◆ **YOUR INSTRUCTIONS**
Return the lines that run from the line containing "Enumerate this screenshot's" through the end of the entries, both ends included. Leave out all pictures.

Records from a data collection:
==========
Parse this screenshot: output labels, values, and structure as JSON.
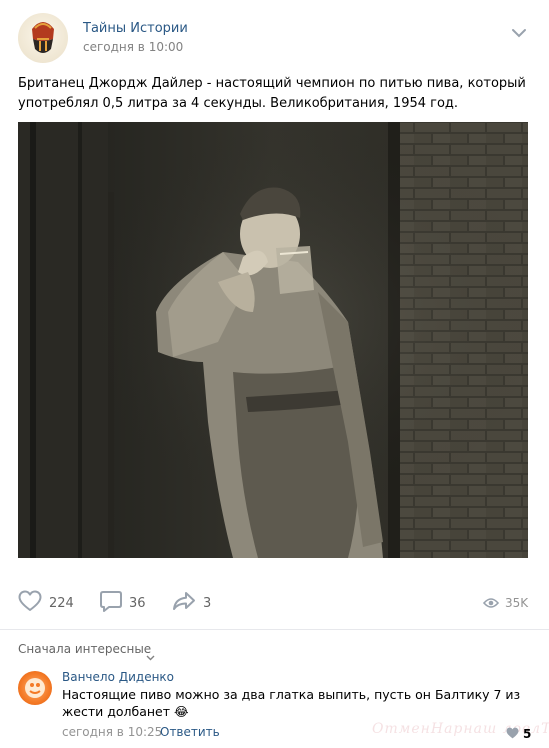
{
  "post": {
    "author": "Тайны Истории",
    "time": "сегодня в 10:00",
    "text": "Британец Джордж Дайлер - настоящий чемпион по питью пива, который употреблял 0,5 литра за 4 секунды. Великобритания, 1954 год."
  },
  "actions": {
    "likes": "224",
    "comments": "36",
    "shares": "3",
    "views": "35K"
  },
  "comments_section": {
    "sort_label": "Сначала интересные"
  },
  "comment": {
    "author": "Ванчело Диденко",
    "text": "Настоящие пиво можно за два глатка выпить, пусть он Балтику 7 из жести долбанет 😂",
    "time": "сегодня в 10:25",
    "reply_label": "Ответить",
    "likes": "5"
  },
  "watermark": "ОтменНарнаш ловлТВ",
  "colors": {
    "link": "#2a5885",
    "muted": "#828282",
    "icon": "#99a2ad"
  }
}
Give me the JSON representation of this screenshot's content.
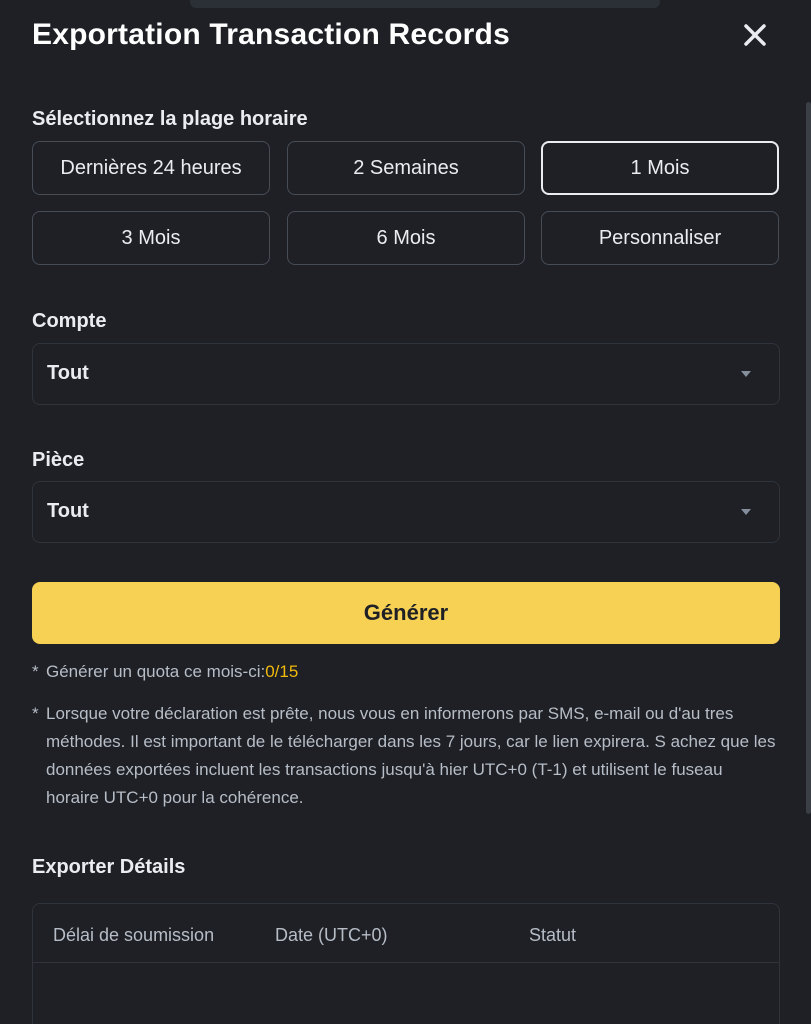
{
  "modal": {
    "title": "Exportation Transaction Records",
    "close_icon": "close-icon"
  },
  "time_range": {
    "label": "Sélectionnez la plage horaire",
    "options": [
      {
        "label": "Dernières 24 heures",
        "selected": false
      },
      {
        "label": "2 Semaines",
        "selected": false
      },
      {
        "label": "1 Mois",
        "selected": true
      },
      {
        "label": "3 Mois",
        "selected": false
      },
      {
        "label": "6 Mois",
        "selected": false
      },
      {
        "label": "Personnaliser",
        "selected": false
      }
    ]
  },
  "account": {
    "label": "Compte",
    "value": "Tout",
    "icon": "chevron-down-icon"
  },
  "coin": {
    "label": "Pièce",
    "value": "Tout",
    "icon": "chevron-down-icon"
  },
  "generate": {
    "label": "Générer",
    "color": "#f7d154"
  },
  "notes": {
    "star": "*",
    "quota_text": "Générer un quota ce mois-ci:",
    "quota_value": "0/15",
    "quota_color": "#f0b90b",
    "info": "Lorsque votre déclaration est prête, nous vous en informerons par SMS, e-mail ou d'au tres méthodes. Il est important de le télécharger dans les 7 jours, car le lien expirera. S achez que les données exportées incluent les transactions jusqu'à hier UTC+0 (T-1) et utilisent le fuseau horaire UTC+0 pour la cohérence."
  },
  "export_details": {
    "label": "Exporter Détails",
    "columns": [
      "Délai de soumission",
      "Date (UTC+0)",
      "Statut"
    ]
  }
}
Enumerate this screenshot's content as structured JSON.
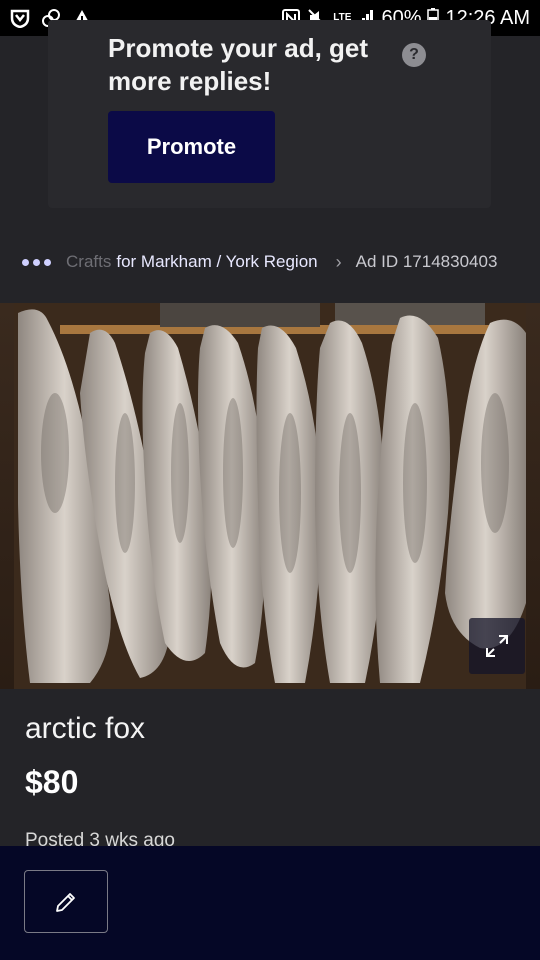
{
  "status_bar": {
    "battery": "60%",
    "time": "12:26 AM",
    "network": "LTE",
    "icons": [
      "shield-app-icon",
      "link-icon",
      "warning-icon",
      "nfc-icon",
      "mute-icon",
      "lte-icon",
      "signal-icon",
      "battery-icon"
    ]
  },
  "promo": {
    "text": "Promote your ad, get more replies!",
    "help_icon_label": "?",
    "button_label": "Promote"
  },
  "breadcrumb": {
    "faded": "Crafts",
    "location": "for Markham / York Region",
    "ad_id": "Ad ID 1714830403"
  },
  "listing": {
    "title": "arctic fox",
    "price": "$80",
    "posted": "Posted 3 wks ago"
  },
  "colors": {
    "background": "#242428",
    "promote_button": "#0b0a47",
    "bottom_bar": "#050726"
  }
}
==========
◆ **OUTPUT FOR THIS TASK**
Enumerate this screenshot's content as structured JSON.
{
  "status_bar": {
    "battery": "60%",
    "time": "12:26 AM",
    "network": "LTE",
    "icons": [
      "shield-app-icon",
      "link-icon",
      "warning-icon",
      "nfc-icon",
      "mute-icon",
      "lte-icon",
      "signal-icon",
      "battery-icon"
    ]
  },
  "promo": {
    "text": "Promote your ad, get more replies!",
    "help_icon_label": "?",
    "button_label": "Promote"
  },
  "breadcrumb": {
    "faded": "Crafts",
    "location": "for Markham / York Region",
    "ad_id": "Ad ID 1714830403"
  },
  "listing": {
    "title": "arctic fox",
    "price": "$80",
    "posted": "Posted 3 wks ago"
  },
  "colors": {
    "background": "#242428",
    "promote_button": "#0b0a47",
    "bottom_bar": "#050726"
  }
}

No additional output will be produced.